*Problem requirements:*
Copy every line of the records below word for word, but omit the picture markers.

Labeled region entries
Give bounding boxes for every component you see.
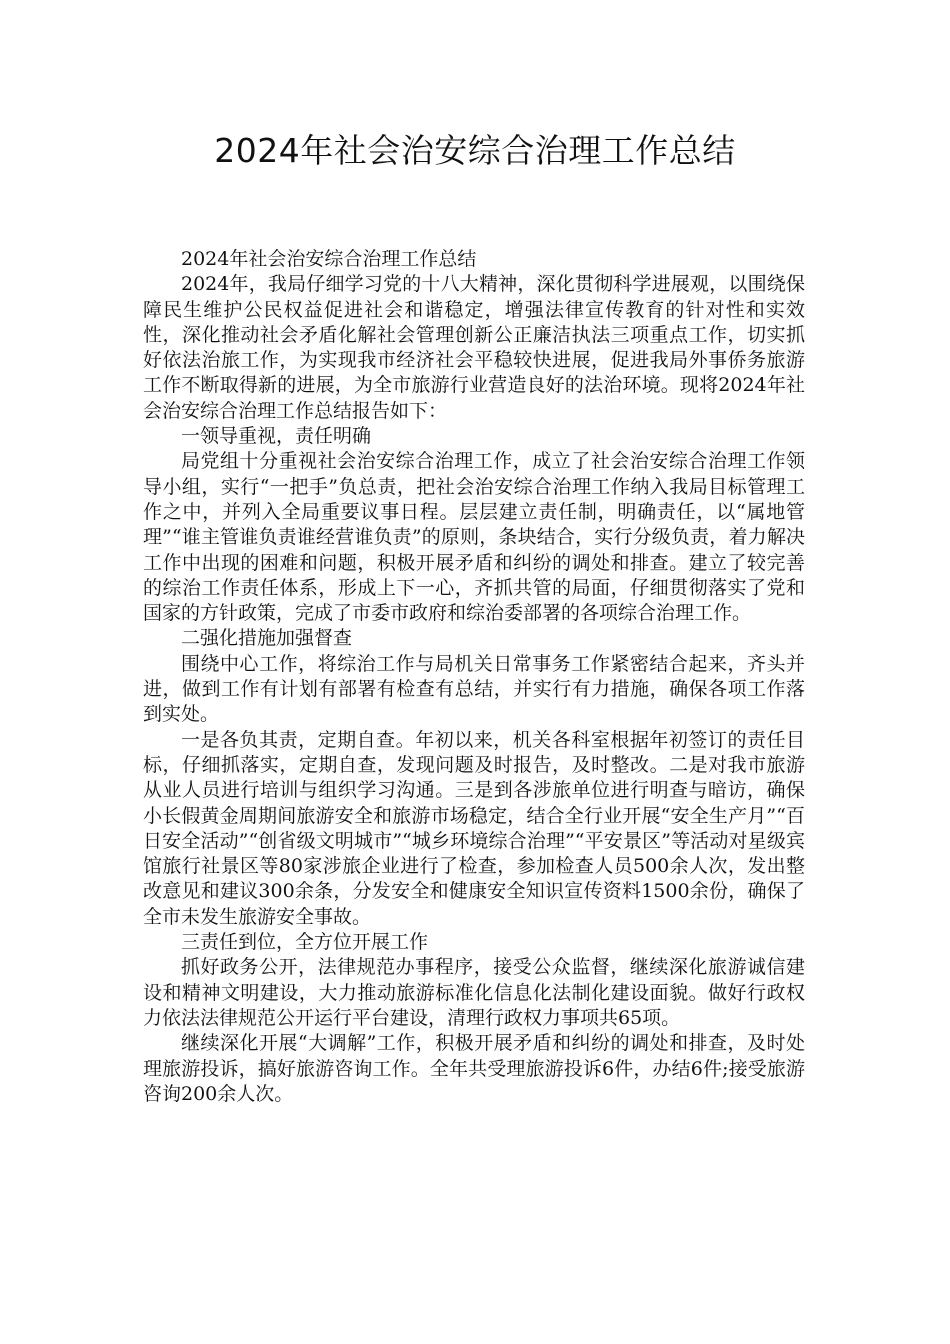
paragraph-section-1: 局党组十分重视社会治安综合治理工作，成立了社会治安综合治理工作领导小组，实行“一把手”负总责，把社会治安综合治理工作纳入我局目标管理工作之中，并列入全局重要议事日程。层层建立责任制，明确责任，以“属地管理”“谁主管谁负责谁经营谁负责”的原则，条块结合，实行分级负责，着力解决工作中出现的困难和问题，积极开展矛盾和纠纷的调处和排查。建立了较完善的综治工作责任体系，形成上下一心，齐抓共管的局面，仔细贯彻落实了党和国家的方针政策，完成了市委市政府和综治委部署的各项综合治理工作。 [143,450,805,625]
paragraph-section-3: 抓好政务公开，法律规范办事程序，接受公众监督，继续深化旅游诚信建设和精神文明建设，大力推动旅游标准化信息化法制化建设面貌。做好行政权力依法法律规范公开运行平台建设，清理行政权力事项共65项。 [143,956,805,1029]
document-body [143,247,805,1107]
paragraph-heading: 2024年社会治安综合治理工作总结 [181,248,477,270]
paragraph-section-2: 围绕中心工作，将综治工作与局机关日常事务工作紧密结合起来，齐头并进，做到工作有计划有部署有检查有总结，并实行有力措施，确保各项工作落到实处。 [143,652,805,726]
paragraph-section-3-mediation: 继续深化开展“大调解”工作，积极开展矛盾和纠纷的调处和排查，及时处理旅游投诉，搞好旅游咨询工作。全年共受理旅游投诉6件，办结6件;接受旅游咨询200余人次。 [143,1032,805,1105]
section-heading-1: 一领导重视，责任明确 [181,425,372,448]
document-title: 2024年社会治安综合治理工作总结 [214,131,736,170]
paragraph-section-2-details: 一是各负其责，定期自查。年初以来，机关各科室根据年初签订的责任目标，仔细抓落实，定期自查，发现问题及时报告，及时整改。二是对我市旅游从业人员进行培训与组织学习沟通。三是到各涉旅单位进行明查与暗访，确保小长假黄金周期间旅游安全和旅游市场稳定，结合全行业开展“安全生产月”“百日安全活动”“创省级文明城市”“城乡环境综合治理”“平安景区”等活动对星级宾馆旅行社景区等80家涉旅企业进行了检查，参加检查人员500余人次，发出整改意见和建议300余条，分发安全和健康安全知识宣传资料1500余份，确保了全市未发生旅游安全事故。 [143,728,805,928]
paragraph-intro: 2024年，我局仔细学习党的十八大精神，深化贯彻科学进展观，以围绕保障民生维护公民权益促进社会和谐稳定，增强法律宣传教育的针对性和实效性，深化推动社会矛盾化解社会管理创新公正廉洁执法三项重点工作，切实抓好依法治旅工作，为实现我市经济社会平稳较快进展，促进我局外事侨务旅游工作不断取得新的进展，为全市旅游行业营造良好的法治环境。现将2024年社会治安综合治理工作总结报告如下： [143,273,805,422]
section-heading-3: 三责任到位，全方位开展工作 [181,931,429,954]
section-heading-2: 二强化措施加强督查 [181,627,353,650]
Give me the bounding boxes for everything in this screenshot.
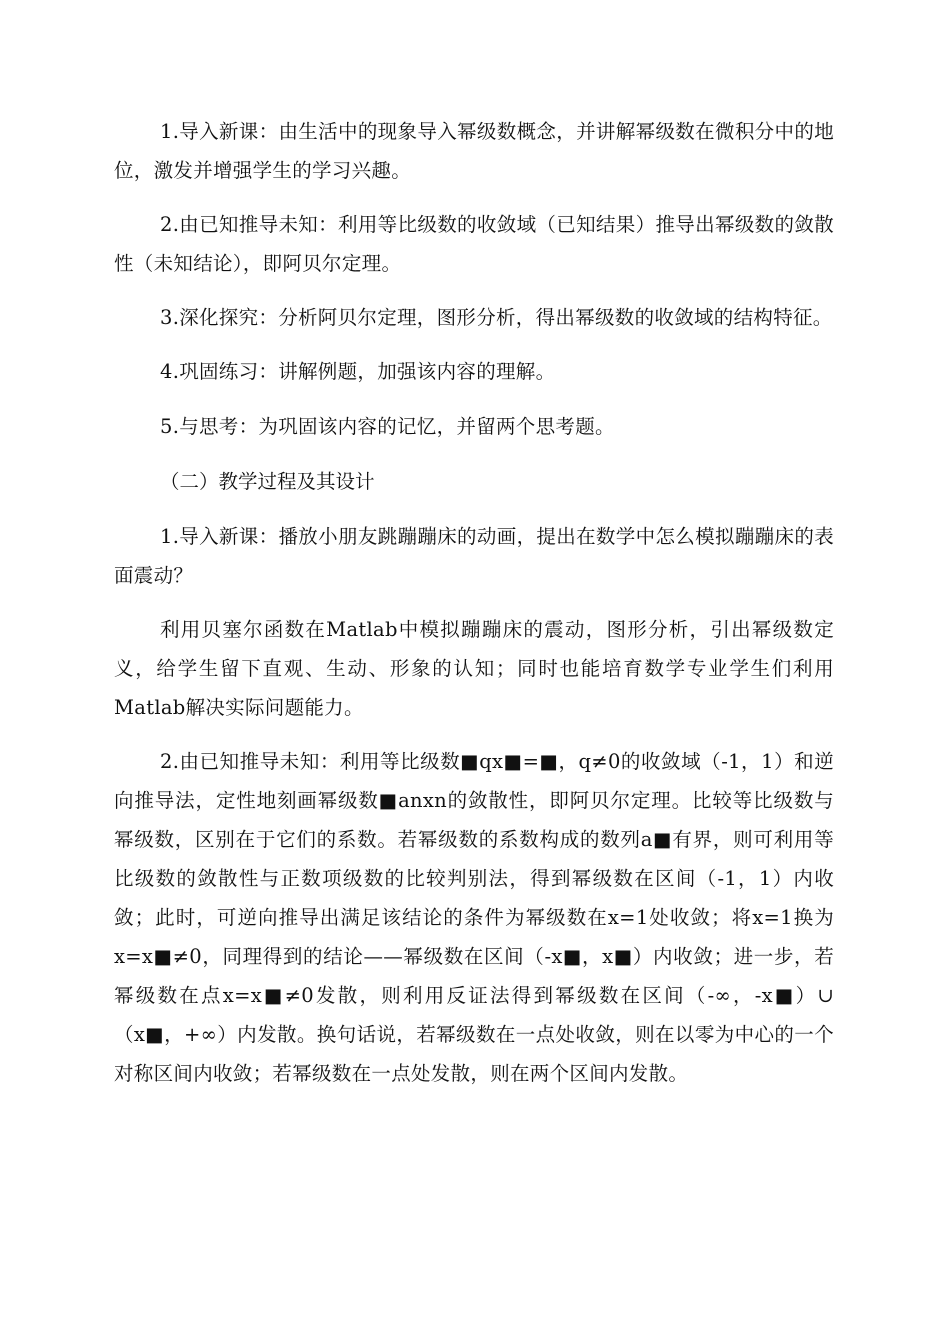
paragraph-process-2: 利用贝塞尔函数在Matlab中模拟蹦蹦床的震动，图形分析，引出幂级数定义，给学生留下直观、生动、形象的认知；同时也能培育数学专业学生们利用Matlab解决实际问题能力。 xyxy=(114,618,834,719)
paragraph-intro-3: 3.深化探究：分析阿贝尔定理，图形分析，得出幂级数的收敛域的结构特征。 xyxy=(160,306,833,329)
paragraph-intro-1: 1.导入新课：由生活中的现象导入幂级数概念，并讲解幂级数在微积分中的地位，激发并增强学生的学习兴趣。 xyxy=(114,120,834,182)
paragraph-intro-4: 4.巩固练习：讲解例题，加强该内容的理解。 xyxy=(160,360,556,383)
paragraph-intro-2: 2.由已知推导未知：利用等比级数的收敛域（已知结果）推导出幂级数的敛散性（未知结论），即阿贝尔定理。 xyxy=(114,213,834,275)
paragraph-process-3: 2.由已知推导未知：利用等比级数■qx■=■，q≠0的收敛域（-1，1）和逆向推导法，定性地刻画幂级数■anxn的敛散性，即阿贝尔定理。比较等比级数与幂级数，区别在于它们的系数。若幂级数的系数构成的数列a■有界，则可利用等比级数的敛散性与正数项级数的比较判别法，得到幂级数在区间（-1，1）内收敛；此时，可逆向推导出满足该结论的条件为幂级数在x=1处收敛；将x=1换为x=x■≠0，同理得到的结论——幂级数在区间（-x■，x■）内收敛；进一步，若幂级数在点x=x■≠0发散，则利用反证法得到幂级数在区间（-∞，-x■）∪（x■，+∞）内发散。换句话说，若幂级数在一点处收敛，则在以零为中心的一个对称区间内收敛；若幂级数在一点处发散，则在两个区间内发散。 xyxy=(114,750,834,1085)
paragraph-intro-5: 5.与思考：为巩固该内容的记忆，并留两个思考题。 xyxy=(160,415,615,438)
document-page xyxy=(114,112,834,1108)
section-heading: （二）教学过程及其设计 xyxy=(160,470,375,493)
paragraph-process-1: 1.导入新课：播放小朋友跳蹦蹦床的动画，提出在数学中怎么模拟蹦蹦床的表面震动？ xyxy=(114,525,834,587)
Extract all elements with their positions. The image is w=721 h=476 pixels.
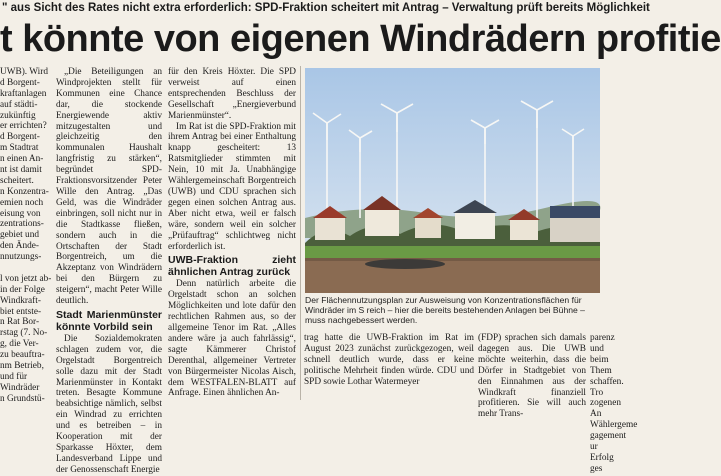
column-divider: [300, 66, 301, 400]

*Solution to the exercise:*
Give bounding boxes for every component you see.
paragraph-section-1: 局党组十分重视社会治安综合治理工作，成立了社会治安综合治理工作领导小组，实行“一把手”负总责，把社会治安综合治理工作纳入我局目标管理工作之中，并列入全局重要议事日程。层层建立责任制，明确责任，以“属地管理”“谁主管谁负责谁经营谁负责”的原则，条块结合，实行分级负责，着力解决工作中出现的困难和问题，积极开展矛盾和纠纷的调处和排查。建立了较完善的综治工作责任体系，形成上下一心，齐抓共管的局面，仔细贯彻落实了党和国家的方针政策，完成了市委市政府和综治委部署的各项综合治理工作。 [143,450,805,625]
paragraph-section-3: 抓好政务公开，法律规范办事程序，接受公众监督，继续深化旅游诚信建设和精神文明建设，大力推动旅游标准化信息化法制化建设面貌。做好行政权力依法法律规范公开运行平台建设，清理行政权力事项共65项。 [143,956,805,1029]
document-body [143,247,805,1107]
paragraph-heading: 2024年社会治安综合治理工作总结 [181,248,477,270]
paragraph-section-2: 围绕中心工作，将综治工作与局机关日常事务工作紧密结合起来，齐头并进，做到工作有计划有部署有检查有总结，并实行有力措施，确保各项工作落到实处。 [143,652,805,726]
paragraph-section-3-mediation: 继续深化开展“大调解”工作，积极开展矛盾和纠纷的调处和排查，及时处理旅游投诉，搞好旅游咨询工作。全年共受理旅游投诉6件，办结6件;接受旅游咨询200余人次。 [143,1032,805,1105]
section-heading-1: 一领导重视，责任明确 [181,425,372,448]
document-title: 2024年社会治安综合治理工作总结 [214,131,736,170]
paragraph-section-2-details: 一是各负其责，定期自查。年初以来，机关各科室根据年初签订的责任目标，仔细抓落实，定期自查，发现问题及时报告，及时整改。二是对我市旅游从业人员进行培训与组织学习沟通。三是到各涉旅单位进行明查与暗访，确保小长假黄金周期间旅游安全和旅游市场稳定，结合全行业开展“安全生产月”“百日安全活动”“创省级文明城市”“城乡环境综合治理”“平安景区”等活动对星级宾馆旅行社景区等80家涉旅企业进行了检查，参加检查人员500余人次，发出整改意见和建议300余条，分发安全和健康安全知识宣传资料1500余份，确保了全市未发生旅游安全事故。 [143,728,805,928]
paragraph-intro: 2024年，我局仔细学习党的十八大精神，深化贯彻科学进展观，以围绕保障民生维护公民权益促进社会和谐稳定，增强法律宣传教育的针对性和实效性，深化推动社会矛盾化解社会管理创新公正廉洁执法三项重点工作，切实抓好依法治旅工作，为实现我市经济社会平稳较快进展，促进我局外事侨务旅游工作不断取得新的进展，为全市旅游行业营造良好的法治环境。现将2024年社会治安综合治理工作总结报告如下： [143,273,805,422]
section-heading-3: 三责任到位，全方位开展工作 [181,931,429,954]
section-heading-2: 二强化措施加强督查 [181,627,353,650]
Give me the bounding boxes for everything in this screenshot.
paragraph-process-2: 利用贝塞尔函数在Matlab中模拟蹦蹦床的震动，图形分析，引出幂级数定义，给学生留下直观、生动、形象的认知；同时也能培育数学专业学生们利用Matlab解决实际问题能力。 xyxy=(114,618,834,719)
paragraph-intro-3: 3.深化探究：分析阿贝尔定理，图形分析，得出幂级数的收敛域的结构特征。 xyxy=(160,306,833,329)
paragraph-intro-1: 1.导入新课：由生活中的现象导入幂级数概念，并讲解幂级数在微积分中的地位，激发并增强学生的学习兴趣。 xyxy=(114,120,834,182)
paragraph-intro-4: 4.巩固练习：讲解例题，加强该内容的理解。 xyxy=(160,360,556,383)
paragraph-intro-2: 2.由已知推导未知：利用等比级数的收敛域（已知结果）推导出幂级数的敛散性（未知结论），即阿贝尔定理。 xyxy=(114,213,834,275)
paragraph-process-3: 2.由已知推导未知：利用等比级数■qx■=■，q≠0的收敛域（-1，1）和逆向推导法，定性地刻画幂级数■anxn的敛散性，即阿贝尔定理。比较等比级数与幂级数，区别在于它们的系数。若幂级数的系数构成的数列a■有界，则可利用等比级数的敛散性与正数项级数的比较判别法，得到幂级数在区间（-1，1）内收敛；此时，可逆向推导出满足该结论的条件为幂级数在x=1处收敛；将x=1换为x=x■≠0，同理得到的结论——幂级数在区间（-x■，x■）内收敛；进一步，若幂级数在点x=x■≠0发散，则利用反证法得到幂级数在区间（-∞，-x■）∪（x■，+∞）内发散。换句话说，若幂级数在一点处收敛，则在以零为中心的一个对称区间内收敛；若幂级数在一点处发散，则在两个区间内发散。 xyxy=(114,750,834,1085)
paragraph-intro-5: 5.与思考：为巩固该内容的记忆，并留两个思考题。 xyxy=(160,415,615,438)
document-page xyxy=(114,112,834,1108)
section-heading: （二）教学过程及其设计 xyxy=(160,470,375,493)
paragraph-process-1: 1.导入新课：播放小朋友跳蹦蹦床的动画，提出在数学中怎么模拟蹦蹦床的表面震动？ xyxy=(114,525,834,587)
Extract all elements with their positions. The image is w=721 h=476 pixels.
column-divider: [300, 66, 301, 400]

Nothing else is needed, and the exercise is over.